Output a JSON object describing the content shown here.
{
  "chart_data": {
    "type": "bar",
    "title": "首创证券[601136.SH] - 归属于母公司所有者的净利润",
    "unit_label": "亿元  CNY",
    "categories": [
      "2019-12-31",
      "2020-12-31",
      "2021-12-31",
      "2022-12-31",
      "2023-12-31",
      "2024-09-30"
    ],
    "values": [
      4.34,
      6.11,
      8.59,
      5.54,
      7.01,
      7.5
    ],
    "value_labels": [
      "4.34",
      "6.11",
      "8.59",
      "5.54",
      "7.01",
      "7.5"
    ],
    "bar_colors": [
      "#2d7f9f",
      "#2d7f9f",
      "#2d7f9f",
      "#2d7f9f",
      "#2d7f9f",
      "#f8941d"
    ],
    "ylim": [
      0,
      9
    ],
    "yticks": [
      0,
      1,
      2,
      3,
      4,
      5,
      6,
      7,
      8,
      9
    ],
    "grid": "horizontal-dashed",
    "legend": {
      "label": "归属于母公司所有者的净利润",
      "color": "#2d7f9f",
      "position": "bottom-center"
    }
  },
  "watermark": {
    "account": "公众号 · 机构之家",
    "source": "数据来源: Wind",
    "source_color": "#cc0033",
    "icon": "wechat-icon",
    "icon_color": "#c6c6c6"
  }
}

**INSTRUCTION**: Copy all the entries verbatim.

**FINAL RESULT**:
Output a JSON object describing the content shown here.
{
  "chart_data": {
    "type": "bar",
    "title": "首创证券[601136.SH] - 归属于母公司所有者的净利润",
    "unit_label": "亿元  CNY",
    "categories": [
      "2019-12-31",
      "2020-12-31",
      "2021-12-31",
      "2022-12-31",
      "2023-12-31",
      "2024-09-30"
    ],
    "values": [
      4.34,
      6.11,
      8.59,
      5.54,
      7.01,
      7.5
    ],
    "value_labels": [
      "4.34",
      "6.11",
      "8.59",
      "5.54",
      "7.01",
      "7.5"
    ],
    "bar_colors": [
      "#2d7f9f",
      "#2d7f9f",
      "#2d7f9f",
      "#2d7f9f",
      "#2d7f9f",
      "#f8941d"
    ],
    "ylim": [
      0,
      9
    ],
    "yticks": [
      0,
      1,
      2,
      3,
      4,
      5,
      6,
      7,
      8,
      9
    ],
    "grid": "horizontal-dashed",
    "legend": {
      "label": "归属于母公司所有者的净利润",
      "color": "#2d7f9f",
      "position": "bottom-center"
    }
  },
  "watermark": {
    "account": "公众号 · 机构之家",
    "source": "数据来源: Wind",
    "source_color": "#cc0033",
    "icon": "wechat-icon",
    "icon_color": "#c6c6c6"
  }
}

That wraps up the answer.